__Your instructions__
Write out the entries below once more, exactly, with the pictures left out.

[Stored data]
·····
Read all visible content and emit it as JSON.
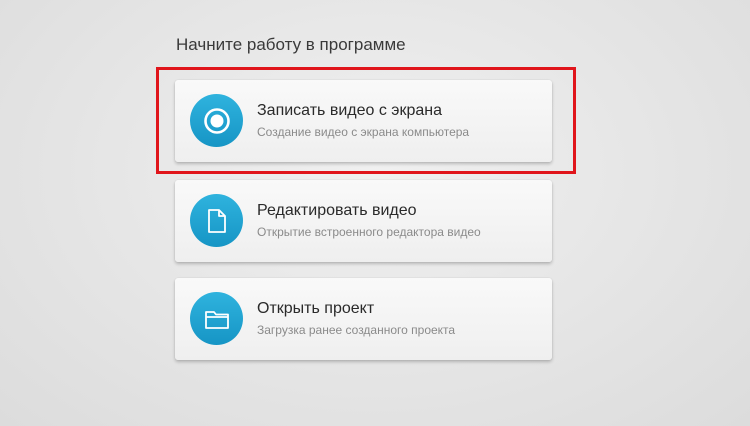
{
  "heading": "Начните работу в программе",
  "actions": [
    {
      "title": "Записать видео с экрана",
      "subtitle": "Создание видео с экрана компьютера",
      "icon": "record-icon"
    },
    {
      "title": "Редактировать видео",
      "subtitle": "Открытие встроенного редактора видео",
      "icon": "document-icon"
    },
    {
      "title": "Открыть проект",
      "subtitle": "Загрузка ранее созданного проекта",
      "icon": "folder-icon"
    }
  ],
  "colors": {
    "accent": "#1fa4d3",
    "highlight": "#e0151b",
    "background": "#e6e6e6"
  }
}
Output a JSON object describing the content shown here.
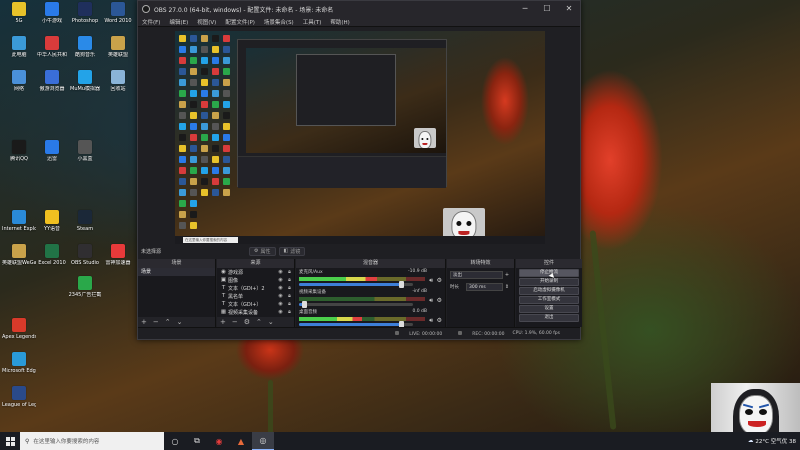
{
  "desktop": {
    "icons": [
      {
        "label": "5G",
        "color": "#e8c22a"
      },
      {
        "label": "小牛游戏",
        "color": "#2a7ae8"
      },
      {
        "label": "Photoshop",
        "color": "#1f2f5c"
      },
      {
        "label": "Word 2010",
        "color": "#2b5797"
      },
      {
        "label": "此电脑",
        "color": "#3b9ad8"
      },
      {
        "label": "中华人民共和",
        "color": "#d83b3b"
      },
      {
        "label": "酷狗音乐",
        "color": "#2a8ae8"
      },
      {
        "label": "英雄联盟",
        "color": "#c9a24a"
      },
      {
        "label": "网络",
        "color": "#4a90d9"
      },
      {
        "label": "傲游浏览器",
        "color": "#3a6ed8"
      },
      {
        "label": "MuMu模拟器",
        "color": "#23a3e8"
      },
      {
        "label": "回收站",
        "color": "#8ab4d8"
      },
      {
        "label": "腾讯QQ",
        "color": "#1a1a1a"
      },
      {
        "label": "迅雷",
        "color": "#2a7ae8"
      },
      {
        "label": "小黑盒",
        "color": "#555555"
      },
      {
        "label": "Internet Explorer",
        "color": "#2a8ad8"
      },
      {
        "label": "YY语音",
        "color": "#f0c020"
      },
      {
        "label": "Steam",
        "color": "#1b2838"
      },
      {
        "label": "英雄联盟WeGame",
        "color": "#c9a24a"
      },
      {
        "label": "Excel 2010",
        "color": "#217346"
      },
      {
        "label": "OBS Studio",
        "color": "#302e31"
      },
      {
        "label": "雷神加速器",
        "color": "#e83a3a"
      },
      {
        "label": "2345广告拦截",
        "color": "#2aa84a"
      },
      {
        "label": "Apex Legends",
        "color": "#d83a2a"
      },
      {
        "label": "Microsoft Edge",
        "color": "#2a9ad8"
      },
      {
        "label": "League of Legends",
        "color": "#2a4a8a"
      }
    ]
  },
  "obs": {
    "title": "OBS 27.0.0 (64-bit, windows) - 配置文件: 未命名 - 场景: 未命名",
    "menu": [
      "文件(F)",
      "编辑(E)",
      "视图(V)",
      "配置文件(P)",
      "场景集合(S)",
      "工具(T)",
      "帮助(H)"
    ],
    "source_toolbar": {
      "no_source": "未选择源",
      "properties": "属性",
      "filters": "滤镜"
    },
    "docks": {
      "scenes": {
        "header": "场景",
        "items": [
          "场景"
        ]
      },
      "sources": {
        "header": "来源",
        "items": [
          {
            "icon": "◉",
            "name": "游戏源"
          },
          {
            "icon": "▣",
            "name": "图像"
          },
          {
            "icon": "T",
            "name": "文本（GDI+）2"
          },
          {
            "icon": "T",
            "name": "黑名单"
          },
          {
            "icon": "T",
            "name": "文本（GDI+）"
          },
          {
            "icon": "▦",
            "name": "视频采集设备"
          }
        ]
      },
      "mixer": {
        "header": "混音器",
        "tracks": [
          {
            "name": "麦克风/Aux",
            "db": "-10.9 dB",
            "level": 0.62,
            "volume": 0.9
          },
          {
            "name": "视频采集设备",
            "db": "-inf dB",
            "level": 0.0,
            "volume": 0.05
          },
          {
            "name": "桌面音频",
            "db": "0.0 dB",
            "level": 0.5,
            "volume": 0.9
          }
        ]
      },
      "transitions": {
        "header": "转场特效",
        "effect": "淡出",
        "duration_label": "时长",
        "duration": "300 ms"
      },
      "controls": {
        "header": "控件",
        "buttons": [
          "停止推流",
          "开始录制",
          "启动虚拟摄像机",
          "工作室模式",
          "设置",
          "退出"
        ]
      }
    },
    "status": {
      "live": "LIVE: 00:00:00",
      "rec": "REC: 00:00:00",
      "cpu": "CPU: 1.9%, 60.00 fps"
    },
    "preview": {
      "inner_search": "在这里输入你要搜索的内容"
    }
  },
  "taskbar": {
    "search_placeholder": "在这里输入你要搜索的内容",
    "weather": "22°C 空气优 38"
  }
}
·····
__Problem solution__
Read all visible content and emit it as JSON.
{
  "heading": "Начните работу в программе",
  "actions": [
    {
      "title": "Записать видео с экрана",
      "subtitle": "Создание видео с экрана компьютера",
      "icon": "record-icon"
    },
    {
      "title": "Редактировать видео",
      "subtitle": "Открытие встроенного редактора видео",
      "icon": "document-icon"
    },
    {
      "title": "Открыть проект",
      "subtitle": "Загрузка ранее созданного проекта",
      "icon": "folder-icon"
    }
  ],
  "colors": {
    "accent": "#1fa4d3",
    "highlight": "#e0151b",
    "background": "#e6e6e6"
  }
}
Output a JSON object describing the content shown here.
{
  "desktop": {
    "icons": [
      {
        "label": "5G",
        "color": "#e8c22a"
      },
      {
        "label": "小牛游戏",
        "color": "#2a7ae8"
      },
      {
        "label": "Photoshop",
        "color": "#1f2f5c"
      },
      {
        "label": "Word 2010",
        "color": "#2b5797"
      },
      {
        "label": "此电脑",
        "color": "#3b9ad8"
      },
      {
        "label": "中华人民共和",
        "color": "#d83b3b"
      },
      {
        "label": "酷狗音乐",
        "color": "#2a8ae8"
      },
      {
        "label": "英雄联盟",
        "color": "#c9a24a"
      },
      {
        "label": "网络",
        "color": "#4a90d9"
      },
      {
        "label": "傲游浏览器",
        "color": "#3a6ed8"
      },
      {
        "label": "MuMu模拟器",
        "color": "#23a3e8"
      },
      {
        "label": "回收站",
        "color": "#8ab4d8"
      },
      {
        "label": "腾讯QQ",
        "color": "#1a1a1a"
      },
      {
        "label": "迅雷",
        "color": "#2a7ae8"
      },
      {
        "label": "小黑盒",
        "color": "#555555"
      },
      {
        "label": "Internet Explorer",
        "color": "#2a8ad8"
      },
      {
        "label": "YY语音",
        "color": "#f0c020"
      },
      {
        "label": "Steam",
        "color": "#1b2838"
      },
      {
        "label": "英雄联盟WeGame",
        "color": "#c9a24a"
      },
      {
        "label": "Excel 2010",
        "color": "#217346"
      },
      {
        "label": "OBS Studio",
        "color": "#302e31"
      },
      {
        "label": "雷神加速器",
        "color": "#e83a3a"
      },
      {
        "label": "2345广告拦截",
        "color": "#2aa84a"
      },
      {
        "label": "Apex Legends",
        "color": "#d83a2a"
      },
      {
        "label": "Microsoft Edge",
        "color": "#2a9ad8"
      },
      {
        "label": "League of Legends",
        "color": "#2a4a8a"
      }
    ]
  },
  "obs": {
    "title": "OBS 27.0.0 (64-bit, windows) - 配置文件: 未命名 - 场景: 未命名",
    "menu": [
      "文件(F)",
      "编辑(E)",
      "视图(V)",
      "配置文件(P)",
      "场景集合(S)",
      "工具(T)",
      "帮助(H)"
    ],
    "source_toolbar": {
      "no_source": "未选择源",
      "properties": "属性",
      "filters": "滤镜"
    },
    "docks": {
      "scenes": {
        "header": "场景",
        "items": [
          "场景"
        ]
      },
      "sources": {
        "header": "来源",
        "items": [
          {
            "icon": "◉",
            "name": "游戏源"
          },
          {
            "icon": "▣",
            "name": "图像"
          },
          {
            "icon": "T",
            "name": "文本（GDI+）2"
          },
          {
            "icon": "T",
            "name": "黑名单"
          },
          {
            "icon": "T",
            "name": "文本（GDI+）"
          },
          {
            "icon": "▦",
            "name": "视频采集设备"
          }
        ]
      },
      "mixer": {
        "header": "混音器",
        "tracks": [
          {
            "name": "麦克风/Aux",
            "db": "-10.9 dB",
            "level": 0.62,
            "volume": 0.9
          },
          {
            "name": "视频采集设备",
            "db": "-inf dB",
            "level": 0.0,
            "volume": 0.05
          },
          {
            "name": "桌面音频",
            "db": "0.0 dB",
            "level": 0.5,
            "volume": 0.9
          }
        ]
      },
      "transitions": {
        "header": "转场特效",
        "effect": "淡出",
        "duration_label": "时长",
        "duration": "300 ms"
      },
      "controls": {
        "header": "控件",
        "buttons": [
          "停止推流",
          "开始录制",
          "启动虚拟摄像机",
          "工作室模式",
          "设置",
          "退出"
        ]
      }
    },
    "status": {
      "live": "LIVE: 00:00:00",
      "rec": "REC: 00:00:00",
      "cpu": "CPU: 1.9%, 60.00 fps"
    },
    "preview": {
      "inner_search": "在这里输入你要搜索的内容"
    }
  },
  "taskbar": {
    "search_placeholder": "在这里输入你要搜索的内容",
    "weather": "22°C 空气优 38"
  }
}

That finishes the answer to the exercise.